[start of Material]
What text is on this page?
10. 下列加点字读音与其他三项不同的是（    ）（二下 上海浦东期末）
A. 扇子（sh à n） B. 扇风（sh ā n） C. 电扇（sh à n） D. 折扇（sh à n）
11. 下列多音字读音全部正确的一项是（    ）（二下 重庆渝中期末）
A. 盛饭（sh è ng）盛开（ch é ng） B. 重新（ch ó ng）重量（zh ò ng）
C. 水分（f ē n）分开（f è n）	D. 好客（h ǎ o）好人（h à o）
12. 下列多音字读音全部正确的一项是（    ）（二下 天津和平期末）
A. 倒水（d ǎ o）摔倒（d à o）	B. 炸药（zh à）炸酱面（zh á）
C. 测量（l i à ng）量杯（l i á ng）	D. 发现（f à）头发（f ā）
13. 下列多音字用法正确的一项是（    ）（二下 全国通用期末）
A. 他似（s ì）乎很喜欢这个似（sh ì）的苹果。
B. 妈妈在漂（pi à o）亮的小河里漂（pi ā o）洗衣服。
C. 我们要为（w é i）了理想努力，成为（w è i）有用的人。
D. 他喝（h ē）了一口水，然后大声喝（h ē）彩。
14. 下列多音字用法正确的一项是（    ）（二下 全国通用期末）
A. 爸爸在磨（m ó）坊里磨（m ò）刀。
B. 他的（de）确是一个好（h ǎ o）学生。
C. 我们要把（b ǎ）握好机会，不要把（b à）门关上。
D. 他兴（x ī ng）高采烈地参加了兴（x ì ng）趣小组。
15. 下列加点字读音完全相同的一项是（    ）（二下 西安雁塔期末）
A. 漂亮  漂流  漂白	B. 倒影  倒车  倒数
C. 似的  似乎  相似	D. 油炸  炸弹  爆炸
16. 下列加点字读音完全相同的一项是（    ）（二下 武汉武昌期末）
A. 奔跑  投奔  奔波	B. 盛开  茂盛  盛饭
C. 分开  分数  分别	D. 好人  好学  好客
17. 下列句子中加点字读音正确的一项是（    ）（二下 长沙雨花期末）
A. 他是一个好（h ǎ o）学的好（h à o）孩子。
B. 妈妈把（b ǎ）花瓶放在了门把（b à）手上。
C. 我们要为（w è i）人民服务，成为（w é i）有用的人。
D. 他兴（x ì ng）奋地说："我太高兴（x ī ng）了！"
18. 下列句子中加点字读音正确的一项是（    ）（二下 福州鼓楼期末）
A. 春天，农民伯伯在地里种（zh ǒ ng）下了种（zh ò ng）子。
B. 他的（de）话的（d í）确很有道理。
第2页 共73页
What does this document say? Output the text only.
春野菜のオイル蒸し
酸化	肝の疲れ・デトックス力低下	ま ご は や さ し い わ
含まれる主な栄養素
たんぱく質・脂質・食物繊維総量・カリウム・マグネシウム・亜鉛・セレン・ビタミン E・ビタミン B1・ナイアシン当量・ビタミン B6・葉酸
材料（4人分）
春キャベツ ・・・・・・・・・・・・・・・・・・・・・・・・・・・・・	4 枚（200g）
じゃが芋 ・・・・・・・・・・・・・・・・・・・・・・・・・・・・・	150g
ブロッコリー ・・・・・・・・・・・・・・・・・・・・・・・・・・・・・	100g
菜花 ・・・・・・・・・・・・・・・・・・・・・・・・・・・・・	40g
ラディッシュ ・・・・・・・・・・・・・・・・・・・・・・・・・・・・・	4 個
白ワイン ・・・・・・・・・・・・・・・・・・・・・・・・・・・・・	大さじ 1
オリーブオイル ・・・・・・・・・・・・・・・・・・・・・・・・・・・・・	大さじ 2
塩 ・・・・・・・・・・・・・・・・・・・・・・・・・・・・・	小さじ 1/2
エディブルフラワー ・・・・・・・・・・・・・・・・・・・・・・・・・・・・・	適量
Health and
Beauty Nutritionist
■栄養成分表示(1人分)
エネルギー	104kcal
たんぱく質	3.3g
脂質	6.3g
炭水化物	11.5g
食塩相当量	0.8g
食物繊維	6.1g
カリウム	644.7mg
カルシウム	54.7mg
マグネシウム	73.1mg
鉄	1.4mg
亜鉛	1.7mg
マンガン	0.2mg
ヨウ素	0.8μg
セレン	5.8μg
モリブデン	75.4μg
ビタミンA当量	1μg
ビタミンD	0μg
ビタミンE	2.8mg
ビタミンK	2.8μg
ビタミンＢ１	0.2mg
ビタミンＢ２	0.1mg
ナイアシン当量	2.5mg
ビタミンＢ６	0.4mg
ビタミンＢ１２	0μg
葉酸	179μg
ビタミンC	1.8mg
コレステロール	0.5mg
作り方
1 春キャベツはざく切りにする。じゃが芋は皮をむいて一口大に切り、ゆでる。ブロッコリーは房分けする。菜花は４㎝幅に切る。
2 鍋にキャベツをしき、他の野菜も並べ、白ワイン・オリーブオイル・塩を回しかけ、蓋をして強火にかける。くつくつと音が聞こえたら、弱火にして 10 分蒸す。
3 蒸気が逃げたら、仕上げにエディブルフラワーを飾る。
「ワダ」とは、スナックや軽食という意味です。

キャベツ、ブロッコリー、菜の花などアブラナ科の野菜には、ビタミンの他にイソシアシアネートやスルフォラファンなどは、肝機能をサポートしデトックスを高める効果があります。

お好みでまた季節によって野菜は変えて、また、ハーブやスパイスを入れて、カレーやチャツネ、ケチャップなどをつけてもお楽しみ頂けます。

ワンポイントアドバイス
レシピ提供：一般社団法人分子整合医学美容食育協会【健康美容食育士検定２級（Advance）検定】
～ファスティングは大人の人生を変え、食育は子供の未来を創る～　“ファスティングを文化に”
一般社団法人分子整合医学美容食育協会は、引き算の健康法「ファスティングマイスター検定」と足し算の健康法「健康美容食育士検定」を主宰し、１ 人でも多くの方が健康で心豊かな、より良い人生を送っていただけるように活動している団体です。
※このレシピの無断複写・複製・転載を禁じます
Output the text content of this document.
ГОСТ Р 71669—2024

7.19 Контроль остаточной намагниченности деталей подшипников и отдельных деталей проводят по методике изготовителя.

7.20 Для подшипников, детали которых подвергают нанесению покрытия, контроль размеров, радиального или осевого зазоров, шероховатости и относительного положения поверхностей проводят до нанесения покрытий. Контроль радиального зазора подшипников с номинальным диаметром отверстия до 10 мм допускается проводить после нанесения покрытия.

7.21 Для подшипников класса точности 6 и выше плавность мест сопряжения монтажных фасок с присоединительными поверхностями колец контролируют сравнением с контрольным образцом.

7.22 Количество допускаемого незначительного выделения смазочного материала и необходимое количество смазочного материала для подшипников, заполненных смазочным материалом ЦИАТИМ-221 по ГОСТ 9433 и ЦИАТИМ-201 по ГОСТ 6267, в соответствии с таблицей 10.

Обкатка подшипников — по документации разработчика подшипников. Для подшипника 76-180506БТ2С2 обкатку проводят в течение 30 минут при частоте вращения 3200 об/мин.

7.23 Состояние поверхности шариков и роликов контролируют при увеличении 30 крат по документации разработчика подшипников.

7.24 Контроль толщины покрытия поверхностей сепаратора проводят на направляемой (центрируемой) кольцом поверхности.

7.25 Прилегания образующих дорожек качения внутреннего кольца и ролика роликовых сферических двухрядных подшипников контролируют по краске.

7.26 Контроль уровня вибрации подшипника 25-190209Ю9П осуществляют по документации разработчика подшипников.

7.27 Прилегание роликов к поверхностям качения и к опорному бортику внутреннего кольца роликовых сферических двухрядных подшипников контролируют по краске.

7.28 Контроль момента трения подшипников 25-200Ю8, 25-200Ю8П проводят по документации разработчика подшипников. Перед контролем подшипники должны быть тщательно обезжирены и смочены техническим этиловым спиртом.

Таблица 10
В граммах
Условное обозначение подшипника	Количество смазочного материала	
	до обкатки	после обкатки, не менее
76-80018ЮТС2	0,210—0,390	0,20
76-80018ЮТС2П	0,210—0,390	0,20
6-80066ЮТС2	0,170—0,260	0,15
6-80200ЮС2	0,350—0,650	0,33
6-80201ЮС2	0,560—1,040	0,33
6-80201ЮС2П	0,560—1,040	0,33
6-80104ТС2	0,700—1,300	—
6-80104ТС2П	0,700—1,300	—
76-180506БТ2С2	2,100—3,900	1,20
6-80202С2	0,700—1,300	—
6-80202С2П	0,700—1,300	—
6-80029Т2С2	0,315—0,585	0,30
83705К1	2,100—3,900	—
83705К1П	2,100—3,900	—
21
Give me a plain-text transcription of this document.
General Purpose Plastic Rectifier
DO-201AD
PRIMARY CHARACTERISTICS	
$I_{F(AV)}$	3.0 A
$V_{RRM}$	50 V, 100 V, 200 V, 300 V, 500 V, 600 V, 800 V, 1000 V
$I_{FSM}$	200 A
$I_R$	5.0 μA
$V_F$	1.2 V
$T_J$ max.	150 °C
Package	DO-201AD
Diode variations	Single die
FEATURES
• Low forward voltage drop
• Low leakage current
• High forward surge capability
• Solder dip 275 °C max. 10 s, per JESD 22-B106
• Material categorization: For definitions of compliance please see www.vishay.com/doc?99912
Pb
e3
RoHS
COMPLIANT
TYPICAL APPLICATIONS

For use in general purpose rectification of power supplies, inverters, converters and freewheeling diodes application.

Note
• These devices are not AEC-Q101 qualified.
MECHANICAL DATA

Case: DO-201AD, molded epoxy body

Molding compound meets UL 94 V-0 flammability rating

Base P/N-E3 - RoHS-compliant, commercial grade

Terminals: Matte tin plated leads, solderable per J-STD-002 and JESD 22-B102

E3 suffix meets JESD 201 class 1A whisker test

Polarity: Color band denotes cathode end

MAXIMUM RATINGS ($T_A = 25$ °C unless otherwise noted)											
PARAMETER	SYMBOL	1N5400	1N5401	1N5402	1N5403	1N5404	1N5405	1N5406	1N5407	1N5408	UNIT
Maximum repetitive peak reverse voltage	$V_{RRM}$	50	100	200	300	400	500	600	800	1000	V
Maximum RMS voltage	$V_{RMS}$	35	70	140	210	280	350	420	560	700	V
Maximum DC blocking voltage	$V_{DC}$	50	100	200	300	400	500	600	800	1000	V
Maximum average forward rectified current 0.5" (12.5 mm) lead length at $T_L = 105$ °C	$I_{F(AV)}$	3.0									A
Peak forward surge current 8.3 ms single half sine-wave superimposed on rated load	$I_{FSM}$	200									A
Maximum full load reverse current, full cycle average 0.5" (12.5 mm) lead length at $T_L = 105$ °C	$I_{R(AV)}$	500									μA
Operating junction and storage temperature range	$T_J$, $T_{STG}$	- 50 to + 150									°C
[end of Material]
* Directions: From the listing above, copy all lines holding the word "current".

* The response:
• Low leakage current
Maximum average forward rectified current 0.5" (12.5 mm) lead length at $T_L = 105$ °C	$I_{F(AV)}$	3.0									A
Peak forward surge current 8.3 ms single half sine-wave superimposed on rated load	$I_{FSM}$	200									A
Maximum full load reverse current, full cycle average 0.5" (12.5 mm) lead length at $T_L = 105$ °C	$I_{R(AV)}$	500									μA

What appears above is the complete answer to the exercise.